• Goal:
Print all of the data exactly.

*** Working data

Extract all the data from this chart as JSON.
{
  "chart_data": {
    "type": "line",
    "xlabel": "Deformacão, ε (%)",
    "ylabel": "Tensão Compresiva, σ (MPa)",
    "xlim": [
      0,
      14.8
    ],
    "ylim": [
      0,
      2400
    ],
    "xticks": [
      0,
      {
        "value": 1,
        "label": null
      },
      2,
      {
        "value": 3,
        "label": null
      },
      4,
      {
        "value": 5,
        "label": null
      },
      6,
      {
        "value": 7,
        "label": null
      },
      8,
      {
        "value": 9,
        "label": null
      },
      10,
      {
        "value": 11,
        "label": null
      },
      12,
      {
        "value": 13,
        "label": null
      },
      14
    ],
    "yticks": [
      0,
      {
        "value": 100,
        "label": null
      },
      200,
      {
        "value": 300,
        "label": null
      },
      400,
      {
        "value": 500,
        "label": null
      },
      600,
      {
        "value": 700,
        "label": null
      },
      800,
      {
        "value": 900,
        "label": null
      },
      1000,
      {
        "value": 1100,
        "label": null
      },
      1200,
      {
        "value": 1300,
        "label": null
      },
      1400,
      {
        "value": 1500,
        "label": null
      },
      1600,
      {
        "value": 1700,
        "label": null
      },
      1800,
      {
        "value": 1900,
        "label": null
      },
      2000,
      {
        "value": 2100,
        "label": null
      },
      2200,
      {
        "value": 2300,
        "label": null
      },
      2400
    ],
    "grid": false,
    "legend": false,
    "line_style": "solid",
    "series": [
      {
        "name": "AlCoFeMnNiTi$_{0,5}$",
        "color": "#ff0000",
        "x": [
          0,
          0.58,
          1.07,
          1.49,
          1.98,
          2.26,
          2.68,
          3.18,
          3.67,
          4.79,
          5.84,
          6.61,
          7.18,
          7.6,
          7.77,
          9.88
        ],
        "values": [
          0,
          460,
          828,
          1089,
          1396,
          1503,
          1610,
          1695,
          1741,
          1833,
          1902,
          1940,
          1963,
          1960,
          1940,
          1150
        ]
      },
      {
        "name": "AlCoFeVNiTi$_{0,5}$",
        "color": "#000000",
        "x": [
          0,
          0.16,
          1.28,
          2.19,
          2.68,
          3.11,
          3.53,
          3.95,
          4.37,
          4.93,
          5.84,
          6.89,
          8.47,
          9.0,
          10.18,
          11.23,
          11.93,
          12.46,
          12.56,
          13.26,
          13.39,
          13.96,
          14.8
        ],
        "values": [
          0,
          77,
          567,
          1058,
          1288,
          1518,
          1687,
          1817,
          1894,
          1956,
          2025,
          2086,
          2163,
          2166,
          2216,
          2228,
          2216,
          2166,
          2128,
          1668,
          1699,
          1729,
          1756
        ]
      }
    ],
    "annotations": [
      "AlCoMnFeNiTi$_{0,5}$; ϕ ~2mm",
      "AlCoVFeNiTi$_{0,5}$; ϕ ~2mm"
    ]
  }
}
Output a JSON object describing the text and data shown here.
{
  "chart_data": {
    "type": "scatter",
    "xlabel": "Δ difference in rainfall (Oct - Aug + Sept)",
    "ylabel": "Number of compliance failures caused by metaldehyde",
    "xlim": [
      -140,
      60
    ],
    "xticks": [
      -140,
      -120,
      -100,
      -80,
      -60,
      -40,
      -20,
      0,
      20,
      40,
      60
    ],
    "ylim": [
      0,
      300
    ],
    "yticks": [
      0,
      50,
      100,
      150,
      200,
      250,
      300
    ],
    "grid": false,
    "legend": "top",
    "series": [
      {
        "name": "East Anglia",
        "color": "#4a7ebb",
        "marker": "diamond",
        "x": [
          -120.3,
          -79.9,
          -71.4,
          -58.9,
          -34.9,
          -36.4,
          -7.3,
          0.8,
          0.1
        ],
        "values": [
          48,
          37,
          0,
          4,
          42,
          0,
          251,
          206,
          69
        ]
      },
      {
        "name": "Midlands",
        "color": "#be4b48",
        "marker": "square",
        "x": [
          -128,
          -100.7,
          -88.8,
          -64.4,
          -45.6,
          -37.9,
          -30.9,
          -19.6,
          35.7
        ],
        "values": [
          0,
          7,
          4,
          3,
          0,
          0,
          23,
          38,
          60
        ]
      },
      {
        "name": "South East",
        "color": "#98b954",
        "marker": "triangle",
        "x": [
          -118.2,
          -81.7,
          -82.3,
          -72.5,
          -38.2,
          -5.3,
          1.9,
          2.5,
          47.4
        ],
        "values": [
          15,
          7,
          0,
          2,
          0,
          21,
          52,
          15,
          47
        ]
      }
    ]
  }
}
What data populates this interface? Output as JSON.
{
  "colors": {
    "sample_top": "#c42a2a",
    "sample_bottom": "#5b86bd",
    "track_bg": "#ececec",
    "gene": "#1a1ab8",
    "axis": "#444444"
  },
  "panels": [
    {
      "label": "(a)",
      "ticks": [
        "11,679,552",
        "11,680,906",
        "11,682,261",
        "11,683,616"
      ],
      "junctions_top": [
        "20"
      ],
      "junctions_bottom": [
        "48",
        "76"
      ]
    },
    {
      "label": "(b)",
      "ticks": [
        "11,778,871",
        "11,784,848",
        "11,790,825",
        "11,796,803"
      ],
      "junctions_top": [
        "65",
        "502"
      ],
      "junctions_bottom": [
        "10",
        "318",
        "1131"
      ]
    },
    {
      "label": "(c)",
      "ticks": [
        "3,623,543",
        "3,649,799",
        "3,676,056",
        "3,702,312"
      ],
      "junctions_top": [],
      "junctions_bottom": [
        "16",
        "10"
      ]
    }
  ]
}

******

• Full output:
Extract all the data from this chart as JSON.
{
  "chart_data": {
    "type": "line",
    "xlabel": "Deformacão, ε (%)",
    "ylabel": "Tensão Compresiva, σ (MPa)",
    "xlim": [
      0,
      14.8
    ],
    "ylim": [
      0,
      2400
    ],
    "xticks": [
      0,
      {
        "value": 1,
        "label": null
      },
      2,
      {
        "value": 3,
        "label": null
      },
      4,
      {
        "value": 5,
        "label": null
      },
      6,
      {
        "value": 7,
        "label": null
      },
      8,
      {
        "value": 9,
        "label": null
      },
      10,
      {
        "value": 11,
        "label": null
      },
      12,
      {
        "value": 13,
        "label": null
      },
      14
    ],
    "yticks": [
      0,
      {
        "value": 100,
        "label": null
      },
      200,
      {
        "value": 300,
        "label": null
      },
      400,
      {
        "value": 500,
        "label": null
      },
      600,
      {
        "value": 700,
        "label": null
      },
      800,
      {
        "value": 900,
        "label": null
      },
      1000,
      {
        "value": 1100,
        "label": null
      },
      1200,
      {
        "value": 1300,
        "label": null
      },
      1400,
      {
        "value": 1500,
        "label": null
      },
      1600,
      {
        "value": 1700,
        "label": null
      },
      1800,
      {
        "value": 1900,
        "label": null
      },
      2000,
      {
        "value": 2100,
        "label": null
      },
      2200,
      {
        "value": 2300,
        "label": null
      },
      2400
    ],
    "grid": false,
    "legend": false,
    "line_style": "solid",
    "series": [
      {
        "name": "AlCoFeMnNiTi$_{0,5}$",
        "color": "#ff0000",
        "x": [
          0,
          0.58,
          1.07,
          1.49,
          1.98,
          2.26,
          2.68,
          3.18,
          3.67,
          4.79,
          5.84,
          6.61,
          7.18,
          7.6,
          7.77,
          9.88
        ],
        "values": [
          0,
          460,
          828,
          1089,
          1396,
          1503,
          1610,
          1695,
          1741,
          1833,
          1902,
          1940,
          1963,
          1960,
          1940,
          1150
        ]
      },
      {
        "name": "AlCoFeVNiTi$_{0,5}$",
        "color": "#000000",
        "x": [
          0,
          0.16,
          1.28,
          2.19,
          2.68,
          3.11,
          3.53,
          3.95,
          4.37,
          4.93,
          5.84,
          6.89,
          8.47,
          9.0,
          10.18,
          11.23,
          11.93,
          12.46,
          12.56,
          13.26,
          13.39,
          13.96,
          14.8
        ],
        "values": [
          0,
          77,
          567,
          1058,
          1288,
          1518,
          1687,
          1817,
          1894,
          1956,
          2025,
          2086,
          2163,
          2166,
          2216,
          2228,
          2216,
          2166,
          2128,
          1668,
          1699,
          1729,
          1756
        ]
      }
    ],
    "annotations": [
      "AlCoMnFeNiTi$_{0,5}$; ϕ ~2mm",
      "AlCoVFeNiTi$_{0,5}$; ϕ ~2mm"
    ]
  }
}
Output a JSON object describing the text and data shown here.
{
  "chart_data": {
    "type": "scatter",
    "xlabel": "Δ difference in rainfall (Oct - Aug + Sept)",
    "ylabel": "Number of compliance failures caused by metaldehyde",
    "xlim": [
      -140,
      60
    ],
    "xticks": [
      -140,
      -120,
      -100,
      -80,
      -60,
      -40,
      -20,
      0,
      20,
      40,
      60
    ],
    "ylim": [
      0,
      300
    ],
    "yticks": [
      0,
      50,
      100,
      150,
      200,
      250,
      300
    ],
    "grid": false,
    "legend": "top",
    "series": [
      {
        "name": "East Anglia",
        "color": "#4a7ebb",
        "marker": "diamond",
        "x": [
          -120.3,
          -79.9,
          -71.4,
          -58.9,
          -34.9,
          -36.4,
          -7.3,
          0.8,
          0.1
        ],
        "values": [
          48,
          37,
          0,
          4,
          42,
          0,
          251,
          206,
          69
        ]
      },
      {
        "name": "Midlands",
        "color": "#be4b48",
        "marker": "square",
        "x": [
          -128,
          -100.7,
          -88.8,
          -64.4,
          -45.6,
          -37.9,
          -30.9,
          -19.6,
          35.7
        ],
        "values": [
          0,
          7,
          4,
          3,
          0,
          0,
          23,
          38,
          60
        ]
      },
      {
        "name": "South East",
        "color": "#98b954",
        "marker": "triangle",
        "x": [
          -118.2,
          -81.7,
          -82.3,
          -72.5,
          -38.2,
          -5.3,
          1.9,
          2.5,
          47.4
        ],
        "values": [
          15,
          7,
          0,
          2,
          0,
          21,
          52,
          15,
          47
        ]
      }
    ]
  }
}
What data populates this interface? Output as JSON.
{
  "colors": {
    "sample_top": "#c42a2a",
    "sample_bottom": "#5b86bd",
    "track_bg": "#ececec",
    "gene": "#1a1ab8",
    "axis": "#444444"
  },
  "panels": [
    {
      "label": "(a)",
      "ticks": [
        "11,679,552",
        "11,680,906",
        "11,682,261",
        "11,683,616"
      ],
      "junctions_top": [
        "20"
      ],
      "junctions_bottom": [
        "48",
        "76"
      ]
    },
    {
      "label": "(b)",
      "ticks": [
        "11,778,871",
        "11,784,848",
        "11,790,825",
        "11,796,803"
      ],
      "junctions_top": [
        "65",
        "502"
      ],
      "junctions_bottom": [
        "10",
        "318",
        "1131"
      ]
    },
    {
      "label": "(c)",
      "ticks": [
        "3,623,543",
        "3,649,799",
        "3,676,056",
        "3,702,312"
      ],
      "junctions_top": [],
      "junctions_bottom": [
        "16",
        "10"
      ]
    }
  ]
}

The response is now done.